Requirement ▸
Determine the number of lines that contain the word "RandomUnderSampler", then state that number and nothing more.

Provided information ▸
======
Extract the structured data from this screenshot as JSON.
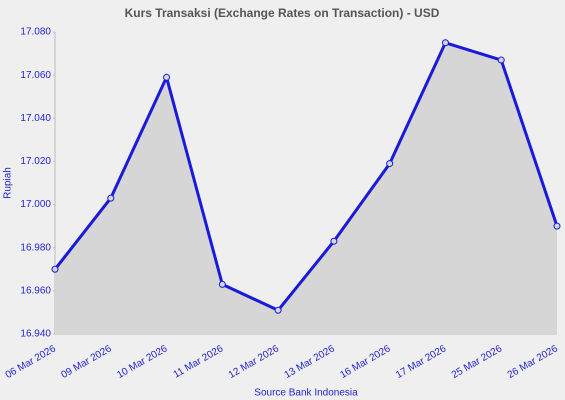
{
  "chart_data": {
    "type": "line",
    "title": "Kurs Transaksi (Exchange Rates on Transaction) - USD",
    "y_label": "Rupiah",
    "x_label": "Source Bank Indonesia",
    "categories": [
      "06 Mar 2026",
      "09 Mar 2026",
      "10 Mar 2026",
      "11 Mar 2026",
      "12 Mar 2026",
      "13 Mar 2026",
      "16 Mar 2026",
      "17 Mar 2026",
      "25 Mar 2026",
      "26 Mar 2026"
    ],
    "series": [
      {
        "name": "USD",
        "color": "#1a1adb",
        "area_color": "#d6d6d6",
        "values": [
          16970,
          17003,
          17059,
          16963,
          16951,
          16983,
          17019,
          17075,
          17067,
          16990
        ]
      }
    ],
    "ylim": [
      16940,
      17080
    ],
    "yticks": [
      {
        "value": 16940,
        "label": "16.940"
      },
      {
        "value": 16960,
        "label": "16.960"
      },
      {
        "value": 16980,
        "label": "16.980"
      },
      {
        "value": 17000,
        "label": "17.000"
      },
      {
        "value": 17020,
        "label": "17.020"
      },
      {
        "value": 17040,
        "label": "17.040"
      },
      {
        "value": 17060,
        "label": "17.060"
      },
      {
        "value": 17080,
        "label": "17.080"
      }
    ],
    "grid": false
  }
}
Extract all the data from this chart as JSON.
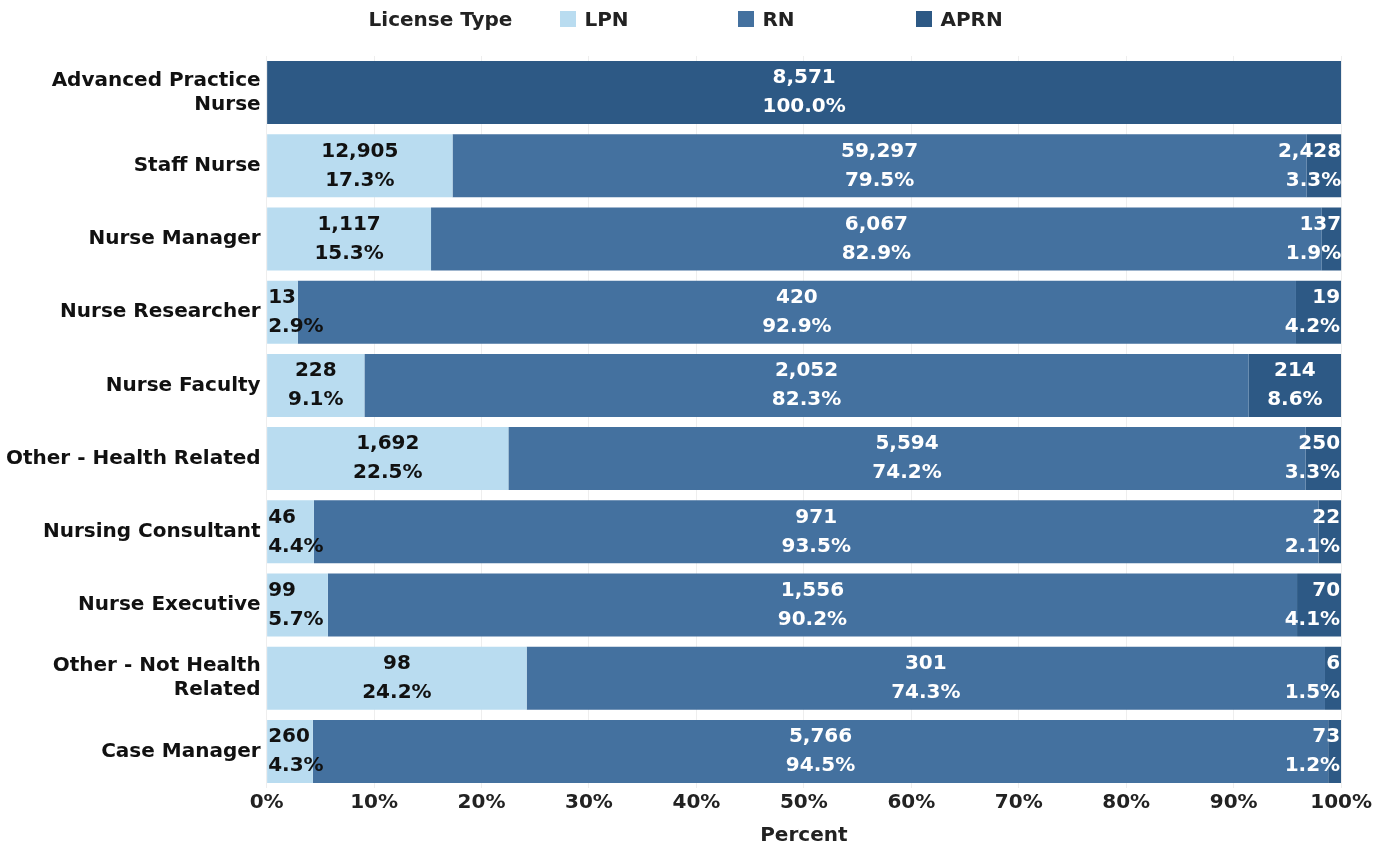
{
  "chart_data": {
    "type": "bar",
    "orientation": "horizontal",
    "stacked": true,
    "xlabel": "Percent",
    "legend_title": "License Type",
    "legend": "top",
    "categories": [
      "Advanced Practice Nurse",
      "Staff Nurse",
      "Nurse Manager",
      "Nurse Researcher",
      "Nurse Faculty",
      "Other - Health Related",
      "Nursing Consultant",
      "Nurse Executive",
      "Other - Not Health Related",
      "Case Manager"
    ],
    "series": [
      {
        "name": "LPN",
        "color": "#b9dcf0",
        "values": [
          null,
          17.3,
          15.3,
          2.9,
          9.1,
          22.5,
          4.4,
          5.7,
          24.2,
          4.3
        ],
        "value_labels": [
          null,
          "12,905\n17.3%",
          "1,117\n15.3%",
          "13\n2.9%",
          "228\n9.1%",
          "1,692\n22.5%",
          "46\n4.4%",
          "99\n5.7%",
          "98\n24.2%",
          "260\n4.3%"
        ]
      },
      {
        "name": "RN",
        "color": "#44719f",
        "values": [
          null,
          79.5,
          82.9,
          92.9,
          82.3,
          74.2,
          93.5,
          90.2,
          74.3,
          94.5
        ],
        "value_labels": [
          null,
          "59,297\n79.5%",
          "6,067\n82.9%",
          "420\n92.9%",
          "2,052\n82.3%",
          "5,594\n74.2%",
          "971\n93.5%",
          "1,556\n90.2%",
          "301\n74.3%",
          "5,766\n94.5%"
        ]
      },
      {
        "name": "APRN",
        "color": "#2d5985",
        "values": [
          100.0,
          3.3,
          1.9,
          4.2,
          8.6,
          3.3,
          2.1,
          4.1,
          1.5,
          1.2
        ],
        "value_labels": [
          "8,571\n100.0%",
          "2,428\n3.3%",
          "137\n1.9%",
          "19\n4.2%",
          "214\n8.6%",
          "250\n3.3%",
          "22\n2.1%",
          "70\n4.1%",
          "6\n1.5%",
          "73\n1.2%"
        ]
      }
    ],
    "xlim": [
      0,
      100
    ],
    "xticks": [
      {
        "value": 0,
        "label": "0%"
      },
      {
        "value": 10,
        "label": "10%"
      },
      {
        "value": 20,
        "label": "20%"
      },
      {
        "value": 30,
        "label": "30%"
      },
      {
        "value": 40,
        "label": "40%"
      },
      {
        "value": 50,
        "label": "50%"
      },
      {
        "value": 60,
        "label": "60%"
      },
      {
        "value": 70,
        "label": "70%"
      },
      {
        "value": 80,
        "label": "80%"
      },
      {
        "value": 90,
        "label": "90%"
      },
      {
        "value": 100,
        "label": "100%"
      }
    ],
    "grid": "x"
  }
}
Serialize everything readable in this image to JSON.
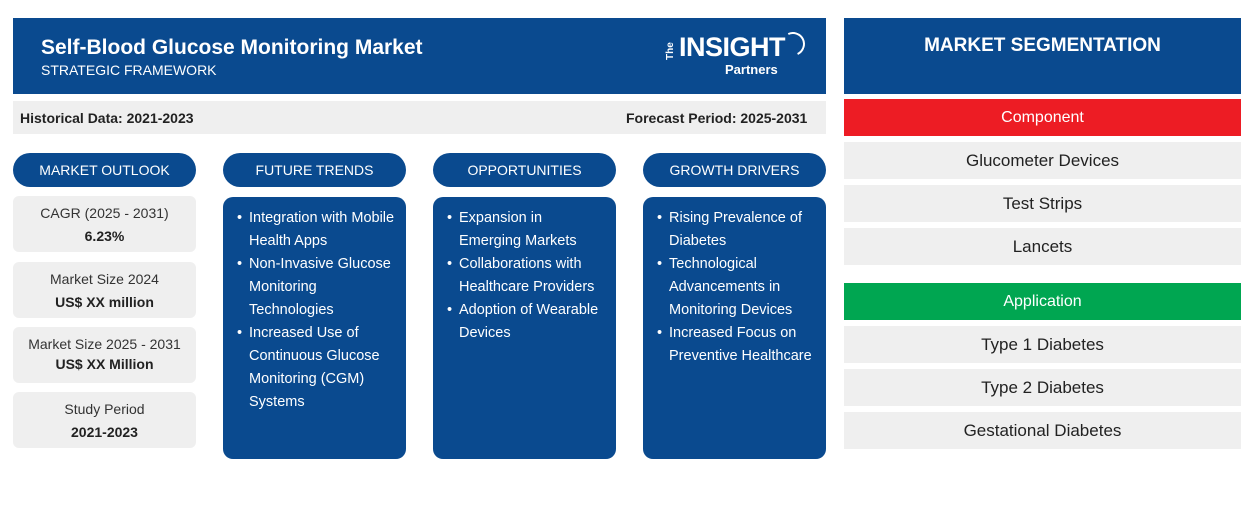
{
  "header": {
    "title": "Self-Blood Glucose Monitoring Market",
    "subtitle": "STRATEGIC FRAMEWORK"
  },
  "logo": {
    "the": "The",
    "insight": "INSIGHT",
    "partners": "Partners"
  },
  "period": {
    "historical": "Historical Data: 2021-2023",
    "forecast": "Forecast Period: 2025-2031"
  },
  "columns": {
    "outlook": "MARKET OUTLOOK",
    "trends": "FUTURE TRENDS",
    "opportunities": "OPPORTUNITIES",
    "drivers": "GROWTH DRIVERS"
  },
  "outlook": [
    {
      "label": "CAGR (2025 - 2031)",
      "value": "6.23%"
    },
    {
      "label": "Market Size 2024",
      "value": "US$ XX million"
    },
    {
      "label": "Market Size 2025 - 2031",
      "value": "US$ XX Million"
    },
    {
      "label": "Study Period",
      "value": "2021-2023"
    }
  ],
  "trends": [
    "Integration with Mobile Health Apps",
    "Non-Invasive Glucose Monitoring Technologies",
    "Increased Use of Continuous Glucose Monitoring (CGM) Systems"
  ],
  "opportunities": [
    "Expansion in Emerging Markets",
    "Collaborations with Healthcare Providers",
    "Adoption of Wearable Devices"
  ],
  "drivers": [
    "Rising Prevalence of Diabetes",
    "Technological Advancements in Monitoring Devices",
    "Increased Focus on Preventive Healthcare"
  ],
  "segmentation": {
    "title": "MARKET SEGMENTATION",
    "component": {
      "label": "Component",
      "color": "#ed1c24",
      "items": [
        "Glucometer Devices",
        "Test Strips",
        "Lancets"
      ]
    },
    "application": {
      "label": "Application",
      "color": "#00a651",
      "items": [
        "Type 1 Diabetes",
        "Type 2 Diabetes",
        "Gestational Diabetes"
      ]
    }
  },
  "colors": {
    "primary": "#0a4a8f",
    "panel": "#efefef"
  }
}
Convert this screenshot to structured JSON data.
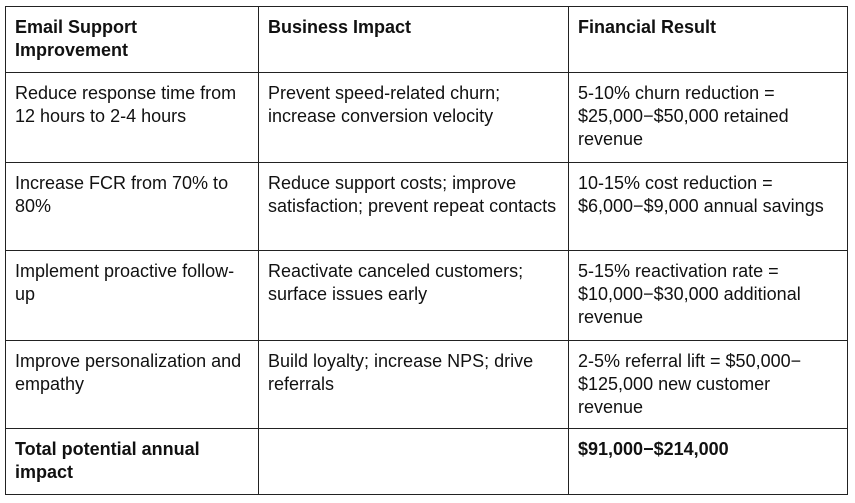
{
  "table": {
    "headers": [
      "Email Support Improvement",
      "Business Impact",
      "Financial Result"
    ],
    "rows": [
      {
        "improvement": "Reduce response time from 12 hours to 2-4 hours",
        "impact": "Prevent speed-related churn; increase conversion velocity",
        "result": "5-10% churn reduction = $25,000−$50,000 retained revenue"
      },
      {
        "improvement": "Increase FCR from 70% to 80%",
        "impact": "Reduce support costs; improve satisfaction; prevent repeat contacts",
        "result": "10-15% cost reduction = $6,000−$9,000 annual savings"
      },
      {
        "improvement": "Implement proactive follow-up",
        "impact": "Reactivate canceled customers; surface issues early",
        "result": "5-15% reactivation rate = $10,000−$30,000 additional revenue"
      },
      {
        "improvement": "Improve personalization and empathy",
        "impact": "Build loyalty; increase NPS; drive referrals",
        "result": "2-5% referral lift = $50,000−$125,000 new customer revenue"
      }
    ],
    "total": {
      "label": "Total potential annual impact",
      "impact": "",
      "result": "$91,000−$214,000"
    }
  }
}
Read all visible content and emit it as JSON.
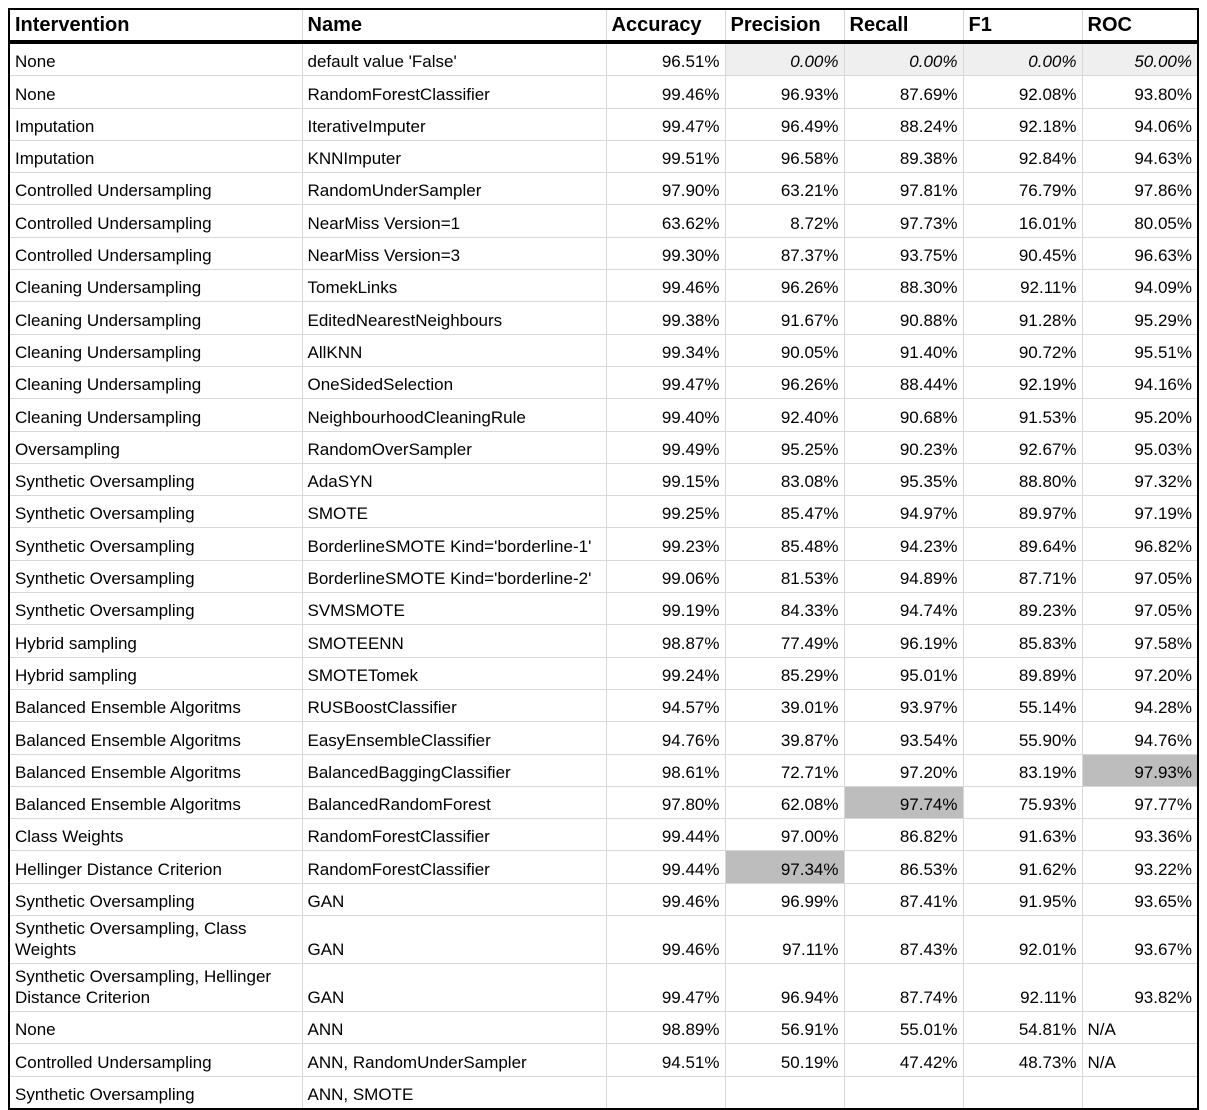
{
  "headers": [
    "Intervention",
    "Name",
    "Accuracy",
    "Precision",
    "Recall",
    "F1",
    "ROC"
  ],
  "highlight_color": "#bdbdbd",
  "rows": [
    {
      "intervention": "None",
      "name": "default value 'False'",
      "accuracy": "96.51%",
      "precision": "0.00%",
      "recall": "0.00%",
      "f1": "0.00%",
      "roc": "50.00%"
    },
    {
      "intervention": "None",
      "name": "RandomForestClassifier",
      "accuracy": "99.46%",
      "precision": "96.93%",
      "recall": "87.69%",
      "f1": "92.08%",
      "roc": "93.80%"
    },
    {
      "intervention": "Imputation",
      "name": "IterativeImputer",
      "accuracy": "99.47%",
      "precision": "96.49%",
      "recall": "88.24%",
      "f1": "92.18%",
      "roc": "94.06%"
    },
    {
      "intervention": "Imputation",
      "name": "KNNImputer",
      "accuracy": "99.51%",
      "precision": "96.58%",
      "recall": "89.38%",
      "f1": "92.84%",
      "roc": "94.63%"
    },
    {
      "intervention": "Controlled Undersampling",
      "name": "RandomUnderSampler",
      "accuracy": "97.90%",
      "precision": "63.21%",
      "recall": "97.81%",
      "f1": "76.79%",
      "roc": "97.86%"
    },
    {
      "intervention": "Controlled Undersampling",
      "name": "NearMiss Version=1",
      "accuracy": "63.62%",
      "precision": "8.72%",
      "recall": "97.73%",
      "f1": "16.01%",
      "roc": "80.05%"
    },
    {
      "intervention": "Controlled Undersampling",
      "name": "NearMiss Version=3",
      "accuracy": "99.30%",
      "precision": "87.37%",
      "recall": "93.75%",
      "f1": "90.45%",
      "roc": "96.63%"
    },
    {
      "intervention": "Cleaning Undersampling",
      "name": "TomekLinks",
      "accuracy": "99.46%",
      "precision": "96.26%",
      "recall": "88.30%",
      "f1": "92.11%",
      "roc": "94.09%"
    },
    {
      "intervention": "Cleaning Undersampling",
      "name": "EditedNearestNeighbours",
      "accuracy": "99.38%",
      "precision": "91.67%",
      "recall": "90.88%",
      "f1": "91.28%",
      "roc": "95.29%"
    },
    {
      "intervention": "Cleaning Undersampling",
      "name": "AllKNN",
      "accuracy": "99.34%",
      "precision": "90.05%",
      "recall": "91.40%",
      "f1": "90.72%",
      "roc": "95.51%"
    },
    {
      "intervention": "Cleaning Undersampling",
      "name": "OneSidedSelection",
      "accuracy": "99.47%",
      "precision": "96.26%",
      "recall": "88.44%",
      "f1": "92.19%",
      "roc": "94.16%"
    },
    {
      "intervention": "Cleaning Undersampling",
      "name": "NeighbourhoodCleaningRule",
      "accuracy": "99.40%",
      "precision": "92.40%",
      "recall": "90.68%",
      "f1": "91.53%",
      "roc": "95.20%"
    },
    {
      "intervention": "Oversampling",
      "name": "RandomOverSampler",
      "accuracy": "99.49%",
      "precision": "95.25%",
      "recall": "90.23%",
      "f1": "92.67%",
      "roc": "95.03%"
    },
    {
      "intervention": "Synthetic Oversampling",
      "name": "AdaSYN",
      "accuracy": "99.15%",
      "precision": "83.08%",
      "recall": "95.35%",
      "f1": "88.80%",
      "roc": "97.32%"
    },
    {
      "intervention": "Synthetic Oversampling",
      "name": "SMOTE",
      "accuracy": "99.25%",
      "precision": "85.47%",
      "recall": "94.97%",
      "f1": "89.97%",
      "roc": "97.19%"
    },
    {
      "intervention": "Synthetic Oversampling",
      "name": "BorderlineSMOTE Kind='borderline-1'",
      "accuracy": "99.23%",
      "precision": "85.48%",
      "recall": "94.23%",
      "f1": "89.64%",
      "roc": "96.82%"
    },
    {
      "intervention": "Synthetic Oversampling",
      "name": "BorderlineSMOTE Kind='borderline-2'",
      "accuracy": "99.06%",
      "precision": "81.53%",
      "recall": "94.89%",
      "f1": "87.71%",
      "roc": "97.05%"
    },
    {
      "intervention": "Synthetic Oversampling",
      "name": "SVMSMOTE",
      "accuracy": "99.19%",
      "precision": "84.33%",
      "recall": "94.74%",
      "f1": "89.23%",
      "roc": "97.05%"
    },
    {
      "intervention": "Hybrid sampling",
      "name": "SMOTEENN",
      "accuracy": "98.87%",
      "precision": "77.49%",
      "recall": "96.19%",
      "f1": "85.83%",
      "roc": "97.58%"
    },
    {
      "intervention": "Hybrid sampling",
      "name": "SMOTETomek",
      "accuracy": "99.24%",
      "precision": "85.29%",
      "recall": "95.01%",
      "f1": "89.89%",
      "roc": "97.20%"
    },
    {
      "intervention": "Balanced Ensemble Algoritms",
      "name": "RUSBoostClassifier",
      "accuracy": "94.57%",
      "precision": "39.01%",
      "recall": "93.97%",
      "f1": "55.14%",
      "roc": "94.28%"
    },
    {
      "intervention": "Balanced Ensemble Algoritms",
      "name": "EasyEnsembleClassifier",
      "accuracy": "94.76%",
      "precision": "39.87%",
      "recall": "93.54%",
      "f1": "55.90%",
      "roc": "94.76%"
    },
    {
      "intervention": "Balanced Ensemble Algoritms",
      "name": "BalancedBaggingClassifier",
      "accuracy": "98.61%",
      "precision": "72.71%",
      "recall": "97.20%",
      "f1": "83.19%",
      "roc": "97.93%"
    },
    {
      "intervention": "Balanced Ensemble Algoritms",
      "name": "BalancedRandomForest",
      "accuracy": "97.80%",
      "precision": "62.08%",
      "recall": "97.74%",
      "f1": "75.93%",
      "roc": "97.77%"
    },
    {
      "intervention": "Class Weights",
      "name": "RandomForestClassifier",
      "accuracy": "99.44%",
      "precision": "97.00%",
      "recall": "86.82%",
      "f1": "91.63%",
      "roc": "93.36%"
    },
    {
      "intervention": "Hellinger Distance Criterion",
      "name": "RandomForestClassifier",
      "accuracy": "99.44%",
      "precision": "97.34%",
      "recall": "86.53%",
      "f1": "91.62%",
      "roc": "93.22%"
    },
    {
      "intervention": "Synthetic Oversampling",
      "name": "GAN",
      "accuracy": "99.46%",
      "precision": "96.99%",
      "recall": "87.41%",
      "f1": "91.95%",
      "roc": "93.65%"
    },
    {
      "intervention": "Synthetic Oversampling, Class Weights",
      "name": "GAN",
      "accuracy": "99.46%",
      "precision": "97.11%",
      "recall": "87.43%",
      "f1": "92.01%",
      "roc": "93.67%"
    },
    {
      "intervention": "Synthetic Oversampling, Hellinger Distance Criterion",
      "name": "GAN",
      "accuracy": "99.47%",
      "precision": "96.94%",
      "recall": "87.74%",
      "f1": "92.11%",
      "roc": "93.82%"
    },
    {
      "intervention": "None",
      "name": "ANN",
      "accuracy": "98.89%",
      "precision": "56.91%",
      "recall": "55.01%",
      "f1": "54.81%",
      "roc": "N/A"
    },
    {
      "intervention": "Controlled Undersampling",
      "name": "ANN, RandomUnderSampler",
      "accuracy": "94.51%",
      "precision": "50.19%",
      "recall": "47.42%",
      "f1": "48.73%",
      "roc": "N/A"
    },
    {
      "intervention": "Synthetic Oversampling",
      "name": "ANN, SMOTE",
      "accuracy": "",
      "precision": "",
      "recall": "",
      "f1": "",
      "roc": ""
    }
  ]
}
======
Task answer ▸
2